Stated problem a:
In the listing, copy verbatim every line from the one containing "x-tick-label: 40% (866, 481, 900, 500)" down to the one containing "data-label: 43% (915, 109, 949, 128)", including both of those lines.

Extract provided:
╔══
The state of China-related discourse among America’s traditional European allies was mixed throughout the month of April, as evidenced by French President Emmanuel Macron’s comments on Taiwan, and the dovish official China policy speech by UK Foreign Secretary James Cleveland. However, the picture among America’s Asian allies—and specifically, its treaty security allies in the Indo-Pacific—was quite different. In April, US treaty allies Japan, South Korea, and the Philippines—each led by relatively new executive administrations, which have assumed office within the past 18 months—all demonstrated continued intent to strengthen their security relationships with the United States. Furthermore, senior officials in these states have demonstrated an increasing willingness to identify rising tensions in the Taiwan Strait as the reason for these decisions—while also publicly criticizing the People’s Republic of China (PRC), either directly or in more muted terms, as the instigator of these rising tensions. Beijing’s increasingly heated rhetoric towards these states—and in some instances, its increasingly provocative coercive behavior—indicates that it is alarmed by these tightening relationships. As a result, Beijing is likely to work to prevent further developments in what it perceives to be a US-led “encirclement” of China.

Japan Links Changes in Defense Policy to Concerns Over Chinese Behavior

The Japanese government has been a treaty security partner of the United States since the 1950s, and has long maintained one of the most capable militaries in the region. However, it has traditionally been reticent to take forceful stances on regional security challenges. This posture began to shift under the tenure of the late Prime Minister Abe Shinzo (in office 2006-2007 and 2012-2020), but has shifted still more dramatically in recent months in response to the PRC’s increasingly aggressive behavior in the region.  

In December, for the first time in a decade, the Japanese government released a revised National Security Strategy (NSS). The new NSS described Japan’s security environment as “as severe and complex as it has ever been since the end of World War II.” It clearly tied this alarming state of affairs to PRC actions in the region, particularly its coercive pressure against Taiwan:

China has been intensifying its military activities in the sea and airspace surrounding Taiwan, including the launch of ballistic missiles into the waters around Japan. Regarding peace and stability across the Taiwan Strait, concerns are mounting rapidly, not only in the Indo-Pacific region including Japan, but also in the entire international community. […] China’s current external stance, military activities, and other activities have become a matter of serious concern […]

In recent months, Beijing has clearly signaled its displeasure with the moves by Japan’s government to increase its defense budget and further buttress security ties with the United States. To cite one example, in January the PRC tabloid Global Times asserted that Japan’s policy shift was aimed at “containing China,” and that it was another example of Japan “continuing to exaggerate the ‘China threat theory’ to cover up its own military expansion and preparations for war.” It also asserted that Japan’s defense build-up portends an aggressive military posture in the region: “Japan is no longer willing to act just as a ‘solid shield’ but now wants to play the role of a ‘sharp spear,’ and the US has given strong support for this.”
╚══
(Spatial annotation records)
╔══
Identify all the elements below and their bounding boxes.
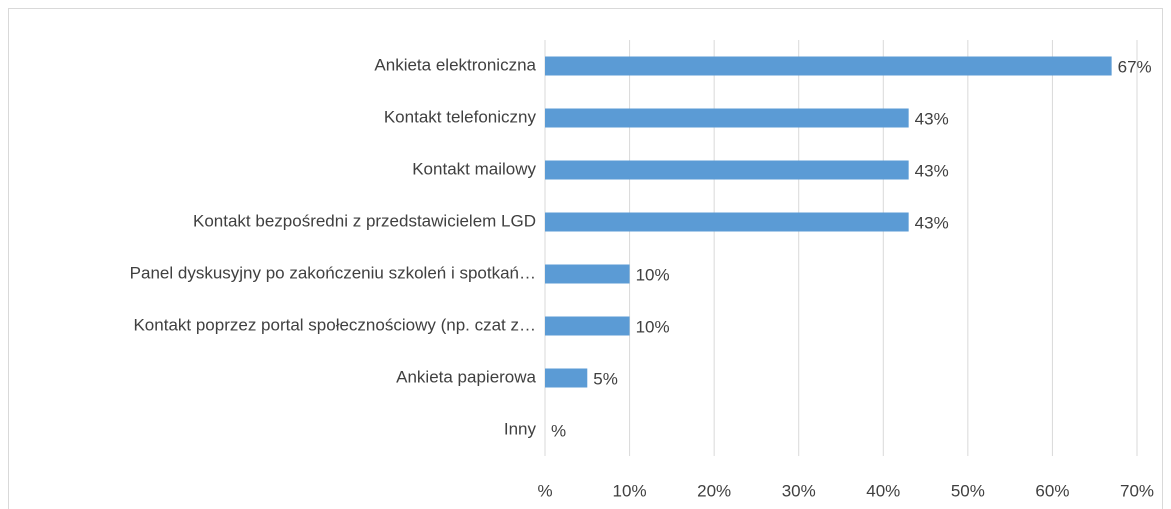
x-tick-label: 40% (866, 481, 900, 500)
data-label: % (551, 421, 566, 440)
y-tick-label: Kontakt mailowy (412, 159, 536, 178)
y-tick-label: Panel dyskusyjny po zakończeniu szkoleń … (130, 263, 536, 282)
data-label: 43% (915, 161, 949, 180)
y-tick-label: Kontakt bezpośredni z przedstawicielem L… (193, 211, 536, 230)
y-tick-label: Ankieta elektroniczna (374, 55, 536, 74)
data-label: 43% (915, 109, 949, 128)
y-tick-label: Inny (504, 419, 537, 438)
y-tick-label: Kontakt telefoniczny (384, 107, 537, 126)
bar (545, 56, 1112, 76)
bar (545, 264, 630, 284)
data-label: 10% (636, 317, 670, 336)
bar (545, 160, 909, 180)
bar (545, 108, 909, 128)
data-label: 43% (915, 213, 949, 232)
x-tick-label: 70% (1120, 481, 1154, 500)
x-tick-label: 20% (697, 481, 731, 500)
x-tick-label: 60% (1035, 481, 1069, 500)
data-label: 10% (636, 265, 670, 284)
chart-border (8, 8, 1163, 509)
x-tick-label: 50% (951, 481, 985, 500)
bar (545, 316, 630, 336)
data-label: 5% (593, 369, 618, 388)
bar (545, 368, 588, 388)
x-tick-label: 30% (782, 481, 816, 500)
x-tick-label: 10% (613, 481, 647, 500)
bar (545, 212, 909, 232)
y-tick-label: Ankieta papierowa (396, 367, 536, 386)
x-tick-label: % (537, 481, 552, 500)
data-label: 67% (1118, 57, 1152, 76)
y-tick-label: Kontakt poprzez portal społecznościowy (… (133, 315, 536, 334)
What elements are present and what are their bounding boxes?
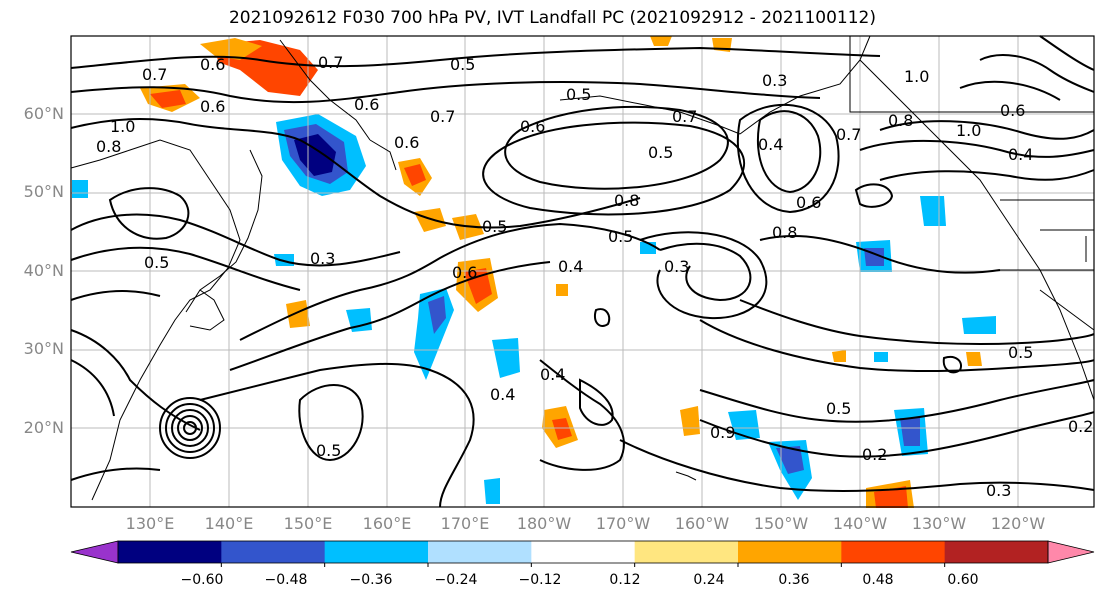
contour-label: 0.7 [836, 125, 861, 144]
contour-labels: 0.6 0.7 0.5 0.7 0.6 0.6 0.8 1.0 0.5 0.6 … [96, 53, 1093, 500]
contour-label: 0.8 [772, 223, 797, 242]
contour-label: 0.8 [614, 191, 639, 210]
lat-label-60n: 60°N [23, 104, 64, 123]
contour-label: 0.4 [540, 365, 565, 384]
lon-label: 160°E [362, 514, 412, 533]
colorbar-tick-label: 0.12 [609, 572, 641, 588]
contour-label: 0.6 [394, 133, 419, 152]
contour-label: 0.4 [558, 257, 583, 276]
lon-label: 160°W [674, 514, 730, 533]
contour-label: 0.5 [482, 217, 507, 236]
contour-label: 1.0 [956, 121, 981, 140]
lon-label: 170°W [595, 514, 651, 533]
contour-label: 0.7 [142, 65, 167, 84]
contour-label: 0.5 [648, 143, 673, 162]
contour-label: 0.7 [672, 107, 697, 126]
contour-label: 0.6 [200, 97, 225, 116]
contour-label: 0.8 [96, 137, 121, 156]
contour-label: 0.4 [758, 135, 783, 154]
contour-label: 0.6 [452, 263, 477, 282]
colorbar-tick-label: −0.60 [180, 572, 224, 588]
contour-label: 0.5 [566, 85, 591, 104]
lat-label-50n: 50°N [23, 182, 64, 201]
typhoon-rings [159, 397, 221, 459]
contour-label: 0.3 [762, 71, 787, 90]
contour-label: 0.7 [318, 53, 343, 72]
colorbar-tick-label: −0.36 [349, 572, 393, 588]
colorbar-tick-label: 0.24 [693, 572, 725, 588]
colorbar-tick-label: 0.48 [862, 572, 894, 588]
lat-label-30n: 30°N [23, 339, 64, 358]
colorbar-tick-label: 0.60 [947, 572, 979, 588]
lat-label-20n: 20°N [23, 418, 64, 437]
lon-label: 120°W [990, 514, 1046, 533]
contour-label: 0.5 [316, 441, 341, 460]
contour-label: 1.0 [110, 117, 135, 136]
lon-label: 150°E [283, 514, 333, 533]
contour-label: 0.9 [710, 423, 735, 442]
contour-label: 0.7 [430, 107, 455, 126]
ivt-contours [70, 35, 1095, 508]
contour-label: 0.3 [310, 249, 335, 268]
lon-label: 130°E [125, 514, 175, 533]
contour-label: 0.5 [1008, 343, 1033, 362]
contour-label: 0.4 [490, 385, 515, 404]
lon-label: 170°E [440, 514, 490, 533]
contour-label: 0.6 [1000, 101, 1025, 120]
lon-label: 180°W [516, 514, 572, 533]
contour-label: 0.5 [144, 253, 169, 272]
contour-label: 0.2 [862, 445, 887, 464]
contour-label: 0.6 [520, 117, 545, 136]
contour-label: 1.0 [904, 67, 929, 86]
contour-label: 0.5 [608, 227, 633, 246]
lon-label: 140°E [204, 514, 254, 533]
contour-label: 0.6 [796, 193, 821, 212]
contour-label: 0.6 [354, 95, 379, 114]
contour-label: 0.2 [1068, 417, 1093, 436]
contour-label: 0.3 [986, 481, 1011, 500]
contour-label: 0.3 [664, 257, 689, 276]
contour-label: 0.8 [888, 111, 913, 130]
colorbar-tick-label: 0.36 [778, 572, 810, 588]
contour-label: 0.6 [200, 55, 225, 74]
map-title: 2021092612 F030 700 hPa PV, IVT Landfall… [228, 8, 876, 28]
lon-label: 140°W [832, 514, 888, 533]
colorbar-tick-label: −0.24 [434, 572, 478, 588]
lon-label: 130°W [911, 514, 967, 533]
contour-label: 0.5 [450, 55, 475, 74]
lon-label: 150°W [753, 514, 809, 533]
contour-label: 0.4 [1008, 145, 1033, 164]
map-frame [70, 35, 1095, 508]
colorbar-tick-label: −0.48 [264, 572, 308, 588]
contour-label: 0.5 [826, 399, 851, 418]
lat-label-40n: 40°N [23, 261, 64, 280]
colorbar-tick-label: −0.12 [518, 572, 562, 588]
╚══
Stated problem b:
Name the US treaty allies that the article on China and America's allies says each demonstrated intent in April to strengthen security relationships with the United States.

Right answer a:
x-tick-label: 40% (866, 481, 900, 500)
data-label: % (551, 421, 566, 440)
y-tick-label: Kontakt mailowy (412, 159, 536, 178)
y-tick-label: Panel dyskusyjny po zakończeniu szkoleń … (130, 263, 536, 282)
data-label: 43% (915, 161, 949, 180)
y-tick-label: Kontakt bezpośredni z przedstawicielem L… (193, 211, 536, 230)
y-tick-label: Ankieta elektroniczna (374, 55, 536, 74)
data-label: 43% (915, 109, 949, 128)

Right answer b:
Japan, South Korea, and the Philippines.